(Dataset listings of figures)
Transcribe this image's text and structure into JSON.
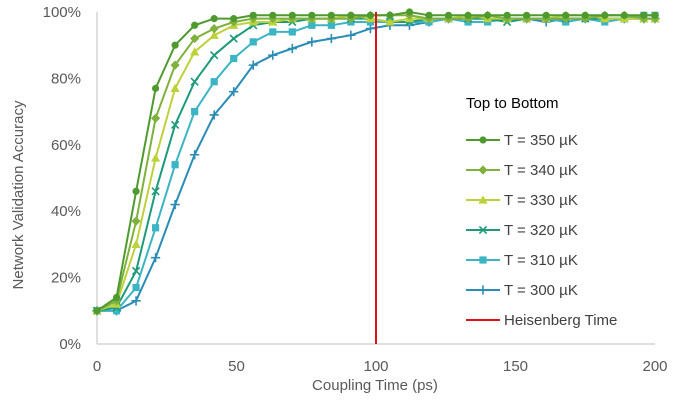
{
  "chart_data": {
    "type": "line",
    "xlabel": "Coupling Time (ps)",
    "ylabel": "Network Validation Accuracy",
    "xlim": [
      0,
      200
    ],
    "ylim": [
      0,
      100
    ],
    "x_ticks": [
      "0",
      "50",
      "100",
      "150",
      "200"
    ],
    "y_ticks": [
      "0%",
      "20%",
      "40%",
      "60%",
      "80%",
      "100%"
    ],
    "grid": false,
    "legend_title": "Top to Bottom",
    "legend_position": "right",
    "vertical_line": {
      "name": "Heisenberg Time",
      "x": 100,
      "color": "#e0101a"
    },
    "x": [
      0,
      7,
      14,
      21,
      28,
      35,
      42,
      49,
      56,
      63,
      70,
      77,
      84,
      91,
      98,
      105,
      112,
      119,
      126,
      133,
      140,
      147,
      154,
      161,
      168,
      175,
      182,
      189,
      196,
      200
    ],
    "series": [
      {
        "name": "T = 350 µK",
        "color": "#4e9a2e",
        "marker": "circle",
        "values": [
          10,
          14,
          46,
          77,
          90,
          96,
          98,
          98,
          99,
          99,
          99,
          99,
          99,
          99,
          99,
          99,
          100,
          99,
          99,
          99,
          99,
          99,
          99,
          99,
          99,
          99,
          99,
          99,
          99,
          99
        ]
      },
      {
        "name": "T = 340 µK",
        "color": "#7fb13d",
        "marker": "diamond",
        "values": [
          10,
          13,
          37,
          68,
          84,
          92,
          95,
          97,
          98,
          98,
          98,
          98,
          98,
          98,
          99,
          99,
          99,
          98,
          98,
          98,
          99,
          98,
          98,
          98,
          98,
          98,
          99,
          99,
          98,
          98
        ]
      },
      {
        "name": "T = 330 µK",
        "color": "#bdd23a",
        "marker": "triangle",
        "values": [
          10,
          12,
          30,
          56,
          77,
          88,
          93,
          96,
          97,
          97,
          98,
          98,
          98,
          99,
          98,
          97,
          98,
          98,
          98,
          99,
          98,
          98,
          98,
          98,
          99,
          99,
          98,
          98,
          98,
          98
        ]
      },
      {
        "name": "T = 320 µK",
        "color": "#1c9a7a",
        "marker": "x",
        "values": [
          10,
          11,
          22,
          46,
          66,
          79,
          87,
          92,
          96,
          97,
          97,
          98,
          98,
          98,
          98,
          97,
          97,
          98,
          98,
          98,
          98,
          97,
          98,
          98,
          98,
          98,
          98,
          98,
          98,
          98
        ]
      },
      {
        "name": "T = 310 µK",
        "color": "#3bb4c4",
        "marker": "square",
        "values": [
          10,
          10,
          17,
          35,
          54,
          70,
          79,
          86,
          91,
          94,
          94,
          96,
          96,
          97,
          97,
          97,
          97,
          97,
          98,
          97,
          97,
          98,
          98,
          98,
          97,
          98,
          97,
          98,
          99,
          99
        ]
      },
      {
        "name": "T = 300 µK",
        "color": "#2b8cb6",
        "marker": "plus",
        "values": [
          10,
          10,
          13,
          26,
          42,
          57,
          69,
          76,
          84,
          87,
          89,
          91,
          92,
          93,
          95,
          96,
          96,
          97,
          98,
          98,
          98,
          98,
          98,
          97,
          98,
          98,
          98,
          98,
          98,
          98
        ]
      }
    ]
  }
}
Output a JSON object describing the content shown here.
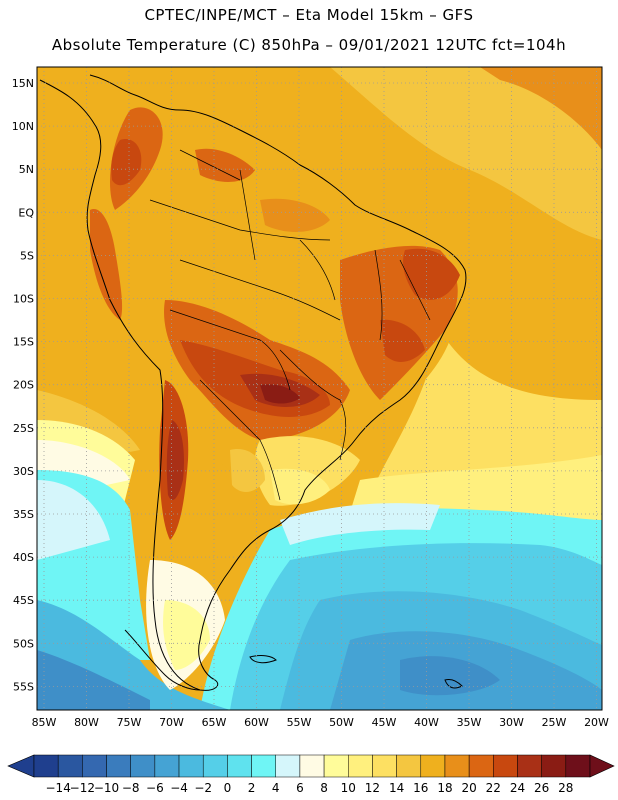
{
  "header": {
    "line1": "CPTEC/INPE/MCT –  Eta Model 15km – GFS",
    "line2": "Absolute Temperature (C) 850hPa – 09/01/2021 12UTC fct=104h"
  },
  "map": {
    "lat_labels": [
      "15N",
      "10N",
      "5N",
      "EQ",
      "5S",
      "10S",
      "15S",
      "20S",
      "25S",
      "30S",
      "35S",
      "40S",
      "45S",
      "50S",
      "55S"
    ],
    "lon_labels": [
      "85W",
      "80W",
      "75W",
      "70W",
      "65W",
      "60W",
      "55W",
      "50W",
      "45W",
      "40W",
      "35W",
      "30W",
      "25W",
      "20W"
    ],
    "grid": "dotted"
  },
  "colorbar": {
    "ticks": [
      "-14",
      "-12",
      "-10",
      "-8",
      "-6",
      "-4",
      "-2",
      "0",
      "2",
      "4",
      "6",
      "8",
      "10",
      "12",
      "14",
      "16",
      "18",
      "20",
      "22",
      "24",
      "26",
      "28"
    ],
    "colors": [
      "#1f3f8e",
      "#2a57a0",
      "#3468b0",
      "#3a7cbd",
      "#3f8fc8",
      "#45a3d4",
      "#4bbadf",
      "#55cfe8",
      "#5fe2ee",
      "#6ff5f5",
      "#d5f6fb",
      "#fffbe4",
      "#fffc9a",
      "#fff07e",
      "#fde062",
      "#f4c640",
      "#efb01e",
      "#e88f1a",
      "#db6613",
      "#c8480f",
      "#a93016",
      "#8a1c14",
      "#6e0f1a"
    ]
  }
}
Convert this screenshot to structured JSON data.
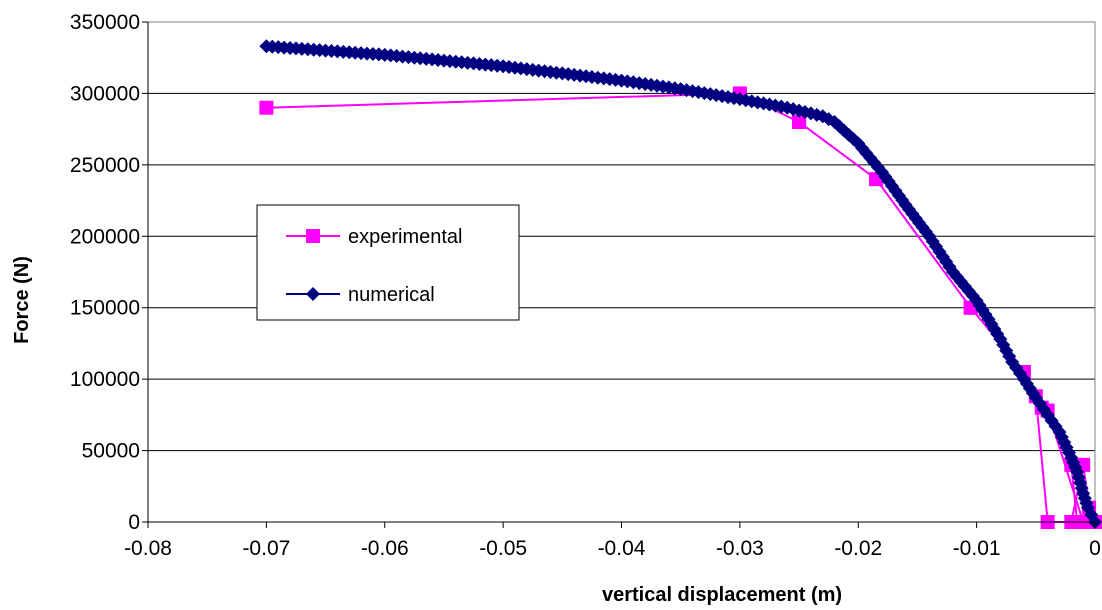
{
  "chart_data": {
    "type": "scatter",
    "title": "",
    "xlabel": "vertical displacement (m)",
    "ylabel": "Force (N)",
    "xlim": [
      -0.08,
      0
    ],
    "ylim": [
      0,
      350000
    ],
    "x_ticks": [
      "-0.08",
      "-0.07",
      "-0.06",
      "-0.05",
      "-0.04",
      "-0.03",
      "-0.02",
      "-0.01",
      "0"
    ],
    "y_ticks": [
      "0",
      "50000",
      "100000",
      "150000",
      "200000",
      "250000",
      "300000",
      "350000"
    ],
    "grid": "horizontal",
    "legend_position": "left-middle",
    "series": [
      {
        "name": "experimental",
        "color": "#ff00ff",
        "marker": "square",
        "x": [
          0,
          -0.0005,
          -0.001,
          -0.002,
          -0.004,
          -0.005,
          -0.0045,
          -0.002,
          -0.0015,
          -0.001,
          -0.004,
          -0.006,
          -0.0105,
          -0.0105,
          -0.0185,
          -0.025,
          -0.025,
          -0.03,
          -0.07
        ],
        "y": [
          0,
          10000,
          40000,
          0,
          0,
          88000,
          80000,
          40000,
          0,
          0,
          78000,
          105000,
          150000,
          150000,
          240000,
          280000,
          280000,
          300000,
          290000
        ]
      },
      {
        "name": "numerical",
        "color": "#000080",
        "marker": "diamond",
        "x": [
          0,
          -0.0003,
          -0.0006,
          -0.001,
          -0.0015,
          -0.002,
          -0.003,
          -0.004,
          -0.005,
          -0.006,
          -0.007,
          -0.008,
          -0.009,
          -0.01,
          -0.012,
          -0.014,
          -0.016,
          -0.018,
          -0.02,
          -0.022,
          -0.023,
          -0.024,
          -0.026,
          -0.028,
          -0.03,
          -0.035,
          -0.04,
          -0.045,
          -0.05,
          -0.055,
          -0.06,
          -0.065,
          -0.07
        ],
        "y": [
          0,
          5000,
          10000,
          20000,
          35000,
          45000,
          63000,
          75000,
          87000,
          100000,
          112000,
          128000,
          142000,
          155000,
          175000,
          200000,
          222000,
          245000,
          265000,
          280000,
          284000,
          286000,
          290000,
          293000,
          296000,
          303000,
          309000,
          314000,
          319000,
          323000,
          327000,
          330000,
          333000
        ]
      }
    ]
  }
}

STATED TASK ->
Pictures excluded, quote all the data above exactly.

FINISHED TASK ->
Transcribe this image's text and structure into JSON.
{
  "chart_data": {
    "type": "line",
    "xlabel": "Coupling Time (ps)",
    "ylabel": "Network Validation Accuracy",
    "xlim": [
      0,
      200
    ],
    "ylim": [
      0,
      100
    ],
    "x_ticks": [
      "0",
      "50",
      "100",
      "150",
      "200"
    ],
    "y_ticks": [
      "0%",
      "20%",
      "40%",
      "60%",
      "80%",
      "100%"
    ],
    "grid": false,
    "legend_title": "Top to Bottom",
    "legend_position": "right",
    "vertical_line": {
      "name": "Heisenberg Time",
      "x": 100,
      "color": "#e0101a"
    },
    "x": [
      0,
      7,
      14,
      21,
      28,
      35,
      42,
      49,
      56,
      63,
      70,
      77,
      84,
      91,
      98,
      105,
      112,
      119,
      126,
      133,
      140,
      147,
      154,
      161,
      168,
      175,
      182,
      189,
      196,
      200
    ],
    "series": [
      {
        "name": "T = 350 µK",
        "color": "#4e9a2e",
        "marker": "circle",
        "values": [
          10,
          14,
          46,
          77,
          90,
          96,
          98,
          98,
          99,
          99,
          99,
          99,
          99,
          99,
          99,
          99,
          100,
          99,
          99,
          99,
          99,
          99,
          99,
          99,
          99,
          99,
          99,
          99,
          99,
          99
        ]
      },
      {
        "name": "T = 340 µK",
        "color": "#7fb13d",
        "marker": "diamond",
        "values": [
          10,
          13,
          37,
          68,
          84,
          92,
          95,
          97,
          98,
          98,
          98,
          98,
          98,
          98,
          99,
          99,
          99,
          98,
          98,
          98,
          99,
          98,
          98,
          98,
          98,
          98,
          99,
          99,
          98,
          98
        ]
      },
      {
        "name": "T = 330 µK",
        "color": "#bdd23a",
        "marker": "triangle",
        "values": [
          10,
          12,
          30,
          56,
          77,
          88,
          93,
          96,
          97,
          97,
          98,
          98,
          98,
          99,
          98,
          97,
          98,
          98,
          98,
          99,
          98,
          98,
          98,
          98,
          99,
          99,
          98,
          98,
          98,
          98
        ]
      },
      {
        "name": "T = 320 µK",
        "color": "#1c9a7a",
        "marker": "x",
        "values": [
          10,
          11,
          22,
          46,
          66,
          79,
          87,
          92,
          96,
          97,
          97,
          98,
          98,
          98,
          98,
          97,
          97,
          98,
          98,
          98,
          98,
          97,
          98,
          98,
          98,
          98,
          98,
          98,
          98,
          98
        ]
      },
      {
        "name": "T = 310 µK",
        "color": "#3bb4c4",
        "marker": "square",
        "values": [
          10,
          10,
          17,
          35,
          54,
          70,
          79,
          86,
          91,
          94,
          94,
          96,
          96,
          97,
          97,
          97,
          97,
          97,
          98,
          97,
          97,
          98,
          98,
          98,
          97,
          98,
          97,
          98,
          99,
          99
        ]
      },
      {
        "name": "T = 300 µK",
        "color": "#2b8cb6",
        "marker": "plus",
        "values": [
          10,
          10,
          13,
          26,
          42,
          57,
          69,
          76,
          84,
          87,
          89,
          91,
          92,
          93,
          95,
          96,
          96,
          97,
          98,
          98,
          98,
          98,
          98,
          97,
          98,
          98,
          98,
          98,
          98,
          98
        ]
      }
    ]
  }
}
Output a JSON object describing the content shown here.
{
  "header": {
    "line1": "CPTEC/INPE/MCT –  Eta Model 15km – GFS",
    "line2": "Absolute Temperature (C) 850hPa – 09/01/2021 12UTC fct=104h"
  },
  "map": {
    "lat_labels": [
      "15N",
      "10N",
      "5N",
      "EQ",
      "5S",
      "10S",
      "15S",
      "20S",
      "25S",
      "30S",
      "35S",
      "40S",
      "45S",
      "50S",
      "55S"
    ],
    "lon_labels": [
      "85W",
      "80W",
      "75W",
      "70W",
      "65W",
      "60W",
      "55W",
      "50W",
      "45W",
      "40W",
      "35W",
      "30W",
      "25W",
      "20W"
    ],
    "grid": "dotted"
  },
  "colorbar": {
    "ticks": [
      "-14",
      "-12",
      "-10",
      "-8",
      "-6",
      "-4",
      "-2",
      "0",
      "2",
      "4",
      "6",
      "8",
      "10",
      "12",
      "14",
      "16",
      "18",
      "20",
      "22",
      "24",
      "26",
      "28"
    ],
    "colors": [
      "#1f3f8e",
      "#2a57a0",
      "#3468b0",
      "#3a7cbd",
      "#3f8fc8",
      "#45a3d4",
      "#4bbadf",
      "#55cfe8",
      "#5fe2ee",
      "#6ff5f5",
      "#d5f6fb",
      "#fffbe4",
      "#fffc9a",
      "#fff07e",
      "#fde062",
      "#f4c640",
      "#efb01e",
      "#e88f1a",
      "#db6613",
      "#c8480f",
      "#a93016",
      "#8a1c14",
      "#6e0f1a"
    ]
  }
}
Convert this screenshot to structured JSON data.
{
  "chart_data": {
    "type": "scatter",
    "title": "",
    "xlabel": "vertical displacement (m)",
    "ylabel": "Force (N)",
    "xlim": [
      -0.08,
      0
    ],
    "ylim": [
      0,
      350000
    ],
    "x_ticks": [
      "-0.08",
      "-0.07",
      "-0.06",
      "-0.05",
      "-0.04",
      "-0.03",
      "-0.02",
      "-0.01",
      "0"
    ],
    "y_ticks": [
      "0",
      "50000",
      "100000",
      "150000",
      "200000",
      "250000",
      "300000",
      "350000"
    ],
    "grid": "horizontal",
    "legend_position": "left-middle",
    "series": [
      {
        "name": "experimental",
        "color": "#ff00ff",
        "marker": "square",
        "x": [
          0,
          -0.0005,
          -0.001,
          -0.002,
          -0.004,
          -0.005,
          -0.0045,
          -0.002,
          -0.0015,
          -0.001,
          -0.004,
          -0.006,
          -0.0105,
          -0.0105,
          -0.0185,
          -0.025,
          -0.025,
          -0.03,
          -0.07
        ],
        "y": [
          0,
          10000,
          40000,
          0,
          0,
          88000,
          80000,
          40000,
          0,
          0,
          78000,
          105000,
          150000,
          150000,
          240000,
          280000,
          280000,
          300000,
          290000
        ]
      },
      {
        "name": "numerical",
        "color": "#000080",
        "marker": "diamond",
        "x": [
          0,
          -0.0003,
          -0.0006,
          -0.001,
          -0.0015,
          -0.002,
          -0.003,
          -0.004,
          -0.005,
          -0.006,
          -0.007,
          -0.008,
          -0.009,
          -0.01,
          -0.012,
          -0.014,
          -0.016,
          -0.018,
          -0.02,
          -0.022,
          -0.023,
          -0.024,
          -0.026,
          -0.028,
          -0.03,
          -0.035,
          -0.04,
          -0.045,
          -0.05,
          -0.055,
          -0.06,
          -0.065,
          -0.07
        ],
        "y": [
          0,
          5000,
          10000,
          20000,
          35000,
          45000,
          63000,
          75000,
          87000,
          100000,
          112000,
          128000,
          142000,
          155000,
          175000,
          200000,
          222000,
          245000,
          265000,
          280000,
          284000,
          286000,
          290000,
          293000,
          296000,
          303000,
          309000,
          314000,
          319000,
          323000,
          327000,
          330000,
          333000
        ]
      }
    ]
  }
}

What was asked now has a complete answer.